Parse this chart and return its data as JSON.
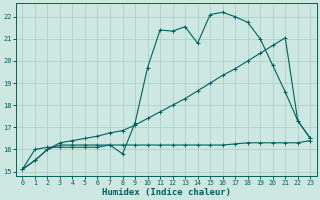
{
  "xlabel": "Humidex (Indice chaleur)",
  "bg_color": "#cce8e0",
  "grid_color": "#aacccc",
  "line_color": "#006060",
  "xlim": [
    -0.5,
    23.5
  ],
  "ylim": [
    14.8,
    22.6
  ],
  "yticks": [
    15,
    16,
    17,
    18,
    19,
    20,
    21,
    22
  ],
  "xticks": [
    0,
    1,
    2,
    3,
    4,
    5,
    6,
    7,
    8,
    9,
    10,
    11,
    12,
    13,
    14,
    15,
    16,
    17,
    18,
    19,
    20,
    21,
    22,
    23
  ],
  "line1_x": [
    0,
    1,
    2,
    3,
    4,
    5,
    6,
    7,
    8,
    9,
    10,
    11,
    12,
    13,
    14,
    15,
    16,
    17,
    18,
    19,
    20,
    21,
    22,
    23
  ],
  "line1_y": [
    15.1,
    16.0,
    16.1,
    16.1,
    16.1,
    16.1,
    16.1,
    16.2,
    15.8,
    17.2,
    19.7,
    21.4,
    21.35,
    21.55,
    20.8,
    22.1,
    22.2,
    22.0,
    21.75,
    21.0,
    19.8,
    18.6,
    17.3,
    16.5
  ],
  "line2_x": [
    0,
    1,
    2,
    3,
    4,
    5,
    6,
    7,
    8,
    9,
    10,
    11,
    12,
    13,
    14,
    15,
    16,
    17,
    18,
    19,
    20,
    21,
    22,
    23
  ],
  "line2_y": [
    15.1,
    15.5,
    16.0,
    16.3,
    16.4,
    16.5,
    16.6,
    16.75,
    16.85,
    17.1,
    17.4,
    17.7,
    18.0,
    18.3,
    18.65,
    19.0,
    19.35,
    19.65,
    20.0,
    20.35,
    20.7,
    21.05,
    17.3,
    16.5
  ],
  "line3_x": [
    0,
    1,
    2,
    3,
    4,
    5,
    6,
    7,
    8,
    9,
    10,
    11,
    12,
    13,
    14,
    15,
    16,
    17,
    18,
    19,
    20,
    21,
    22,
    23
  ],
  "line3_y": [
    15.1,
    15.5,
    16.0,
    16.2,
    16.2,
    16.2,
    16.2,
    16.2,
    16.2,
    16.2,
    16.2,
    16.2,
    16.2,
    16.2,
    16.2,
    16.2,
    16.2,
    16.25,
    16.3,
    16.3,
    16.3,
    16.3,
    16.3,
    16.4
  ]
}
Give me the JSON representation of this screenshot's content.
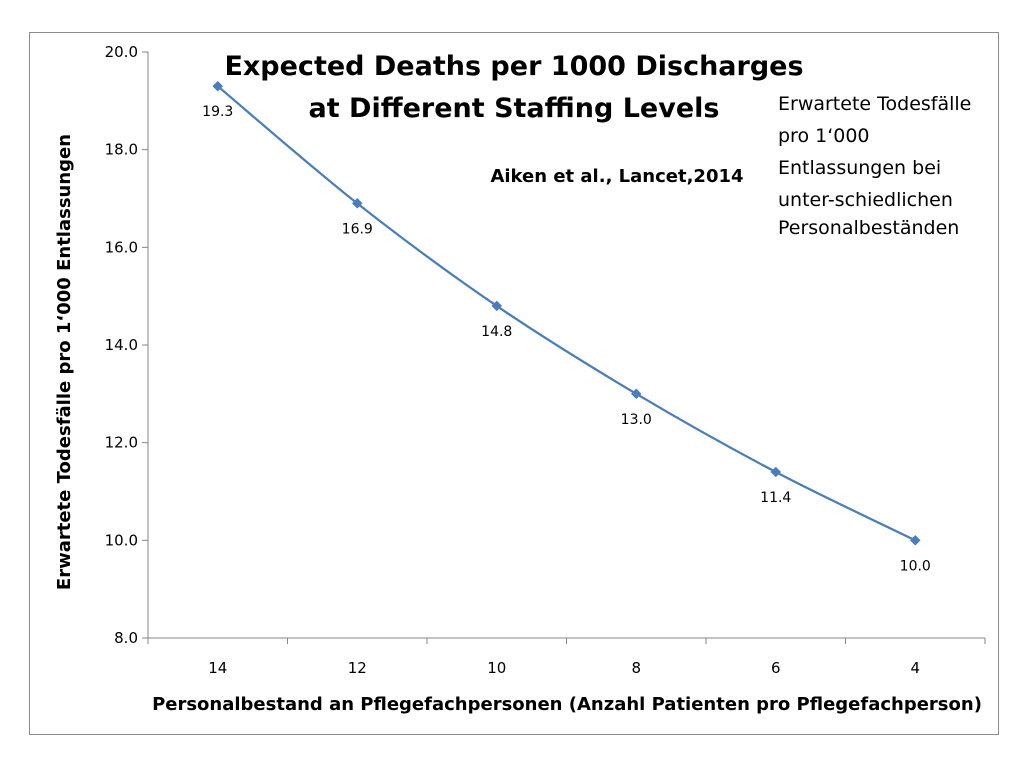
{
  "chart_data": {
    "type": "line",
    "title": "Expected Deaths per 1000 Discharges",
    "subtitle": "at Different Staffing Levels",
    "source": "Aiken et al., Lancet,2014",
    "side_note": [
      "Erwartete Todesfälle",
      "pro 1‘000",
      "Entlassungen bei",
      "unter-schiedlichen",
      "Personalbeständen"
    ],
    "xlabel": "Personalbestand an Pflegefachpersonen (Anzahl Patienten pro Pflegefachperson)",
    "ylabel": "Erwartete Todesfälle pro 1‘000 Entlassungen",
    "categories": [
      "14",
      "12",
      "10",
      "8",
      "6",
      "4"
    ],
    "series": [
      {
        "values": [
          19.3,
          16.9,
          14.8,
          13.0,
          11.4,
          10.0
        ],
        "labels": [
          "19.3",
          "16.9",
          "14.8",
          "13.0",
          "11.4",
          "10.0"
        ],
        "color": "#4a7ebb"
      }
    ],
    "ylim": [
      8.0,
      20.0
    ],
    "yticks": [
      "8.0",
      "10.0",
      "12.0",
      "14.0",
      "16.0",
      "18.0",
      "20.0"
    ],
    "grid": false,
    "legend": "none"
  }
}
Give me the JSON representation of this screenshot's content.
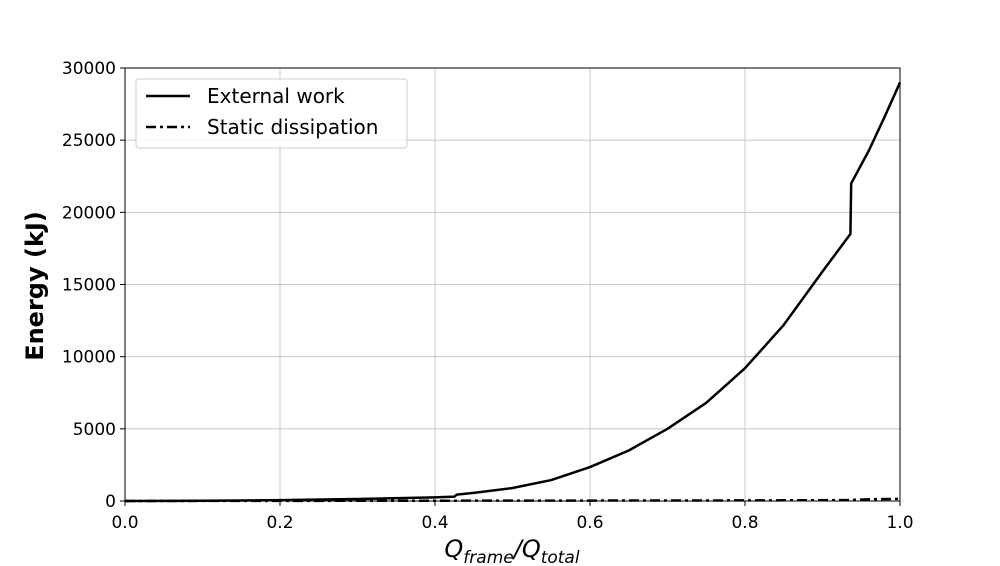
{
  "chart_data": {
    "type": "line",
    "title": "",
    "xlabel": {
      "base1": "Q",
      "sub1": "frame",
      "slash": "/",
      "base2": "Q",
      "sub2": "total"
    },
    "ylabel": "Energy (kJ)",
    "xlim": [
      0.0,
      1.0
    ],
    "ylim": [
      0,
      30000
    ],
    "xticks": [
      0.0,
      0.2,
      0.4,
      0.6,
      0.8,
      1.0
    ],
    "xtick_labels": [
      "0.0",
      "0.2",
      "0.4",
      "0.6",
      "0.8",
      "1.0"
    ],
    "yticks": [
      0,
      5000,
      10000,
      15000,
      20000,
      25000,
      30000
    ],
    "ytick_labels": [
      "0",
      "5000",
      "10000",
      "15000",
      "20000",
      "25000",
      "30000"
    ],
    "grid": true,
    "legend_position": "top-left",
    "series": [
      {
        "name": "External work",
        "style": "solid",
        "color": "#000000",
        "x": [
          0.0,
          0.1,
          0.2,
          0.3,
          0.4,
          0.425,
          0.428,
          0.45,
          0.5,
          0.55,
          0.6,
          0.65,
          0.7,
          0.75,
          0.8,
          0.85,
          0.9,
          0.936,
          0.937,
          0.96,
          0.98,
          1.0
        ],
        "y": [
          0,
          15,
          60,
          140,
          250,
          300,
          440,
          560,
          900,
          1450,
          2350,
          3500,
          5000,
          6800,
          9200,
          12200,
          15900,
          18500,
          22000,
          24300,
          26600,
          29000
        ]
      },
      {
        "name": "Static dissipation",
        "style": "dashdot",
        "color": "#000000",
        "x": [
          0.0,
          0.2,
          0.4,
          0.6,
          0.8,
          0.93,
          0.96,
          1.0
        ],
        "y": [
          0,
          10,
          20,
          30,
          40,
          60,
          120,
          150
        ]
      }
    ]
  }
}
----
**Set exercise**
Reproduce every line above as written, skipping pictures.

**Task output**
Parse this chart and return its data as JSON.
{
  "xlabel": "Humidex (Indice chaleur)",
  "bg_color": "#cce8e0",
  "grid_color": "#aacccc",
  "line_color": "#006060",
  "xlim": [
    -0.5,
    23.5
  ],
  "ylim": [
    14.8,
    22.6
  ],
  "yticks": [
    15,
    16,
    17,
    18,
    19,
    20,
    21,
    22
  ],
  "xticks": [
    0,
    1,
    2,
    3,
    4,
    5,
    6,
    7,
    8,
    9,
    10,
    11,
    12,
    13,
    14,
    15,
    16,
    17,
    18,
    19,
    20,
    21,
    22,
    23
  ],
  "line1_x": [
    0,
    1,
    2,
    3,
    4,
    5,
    6,
    7,
    8,
    9,
    10,
    11,
    12,
    13,
    14,
    15,
    16,
    17,
    18,
    19,
    20,
    21,
    22,
    23
  ],
  "line1_y": [
    15.1,
    16.0,
    16.1,
    16.1,
    16.1,
    16.1,
    16.1,
    16.2,
    15.8,
    17.2,
    19.7,
    21.4,
    21.35,
    21.55,
    20.8,
    22.1,
    22.2,
    22.0,
    21.75,
    21.0,
    19.8,
    18.6,
    17.3,
    16.5
  ],
  "line2_x": [
    0,
    1,
    2,
    3,
    4,
    5,
    6,
    7,
    8,
    9,
    10,
    11,
    12,
    13,
    14,
    15,
    16,
    17,
    18,
    19,
    20,
    21,
    22,
    23
  ],
  "line2_y": [
    15.1,
    15.5,
    16.0,
    16.3,
    16.4,
    16.5,
    16.6,
    16.75,
    16.85,
    17.1,
    17.4,
    17.7,
    18.0,
    18.3,
    18.65,
    19.0,
    19.35,
    19.65,
    20.0,
    20.35,
    20.7,
    21.05,
    17.3,
    16.5
  ],
  "line3_x": [
    0,
    1,
    2,
    3,
    4,
    5,
    6,
    7,
    8,
    9,
    10,
    11,
    12,
    13,
    14,
    15,
    16,
    17,
    18,
    19,
    20,
    21,
    22,
    23
  ],
  "line3_y": [
    15.1,
    15.5,
    16.0,
    16.2,
    16.2,
    16.2,
    16.2,
    16.2,
    16.2,
    16.2,
    16.2,
    16.2,
    16.2,
    16.2,
    16.2,
    16.2,
    16.2,
    16.25,
    16.3,
    16.3,
    16.3,
    16.3,
    16.3,
    16.4
  ]
}
Give me the JSON representation of this screenshot's content.
{
  "chart_data": {
    "type": "line",
    "title": "Expected Deaths per 1000 Discharges",
    "subtitle": "at Different Staffing Levels",
    "source": "Aiken et al., Lancet,2014",
    "side_note": [
      "Erwartete Todesfälle",
      "pro 1‘000",
      "Entlassungen bei",
      "unter-schiedlichen",
      "Personalbeständen"
    ],
    "xlabel": "Personalbestand an Pflegefachpersonen (Anzahl Patienten pro Pflegefachperson)",
    "ylabel": "Erwartete Todesfälle pro 1‘000 Entlassungen",
    "categories": [
      "14",
      "12",
      "10",
      "8",
      "6",
      "4"
    ],
    "series": [
      {
        "values": [
          19.3,
          16.9,
          14.8,
          13.0,
          11.4,
          10.0
        ],
        "labels": [
          "19.3",
          "16.9",
          "14.8",
          "13.0",
          "11.4",
          "10.0"
        ],
        "color": "#4a7ebb"
      }
    ],
    "ylim": [
      8.0,
      20.0
    ],
    "yticks": [
      "8.0",
      "10.0",
      "12.0",
      "14.0",
      "16.0",
      "18.0",
      "20.0"
    ],
    "grid": false,
    "legend": "none"
  }
}
Give me the JSON representation of this screenshot's content.
{
  "chart_data": {
    "type": "line",
    "title": "",
    "xlabel": {
      "base1": "Q",
      "sub1": "frame",
      "slash": "/",
      "base2": "Q",
      "sub2": "total"
    },
    "ylabel": "Energy (kJ)",
    "xlim": [
      0.0,
      1.0
    ],
    "ylim": [
      0,
      30000
    ],
    "xticks": [
      0.0,
      0.2,
      0.4,
      0.6,
      0.8,
      1.0
    ],
    "xtick_labels": [
      "0.0",
      "0.2",
      "0.4",
      "0.6",
      "0.8",
      "1.0"
    ],
    "yticks": [
      0,
      5000,
      10000,
      15000,
      20000,
      25000,
      30000
    ],
    "ytick_labels": [
      "0",
      "5000",
      "10000",
      "15000",
      "20000",
      "25000",
      "30000"
    ],
    "grid": true,
    "legend_position": "top-left",
    "series": [
      {
        "name": "External work",
        "style": "solid",
        "color": "#000000",
        "x": [
          0.0,
          0.1,
          0.2,
          0.3,
          0.4,
          0.425,
          0.428,
          0.45,
          0.5,
          0.55,
          0.6,
          0.65,
          0.7,
          0.75,
          0.8,
          0.85,
          0.9,
          0.936,
          0.937,
          0.96,
          0.98,
          1.0
        ],
        "y": [
          0,
          15,
          60,
          140,
          250,
          300,
          440,
          560,
          900,
          1450,
          2350,
          3500,
          5000,
          6800,
          9200,
          12200,
          15900,
          18500,
          22000,
          24300,
          26600,
          29000
        ]
      },
      {
        "name": "Static dissipation",
        "style": "dashdot",
        "color": "#000000",
        "x": [
          0.0,
          0.2,
          0.4,
          0.6,
          0.8,
          0.93,
          0.96,
          1.0
        ],
        "y": [
          0,
          10,
          20,
          30,
          40,
          60,
          120,
          150
        ]
      }
    ]
  }
}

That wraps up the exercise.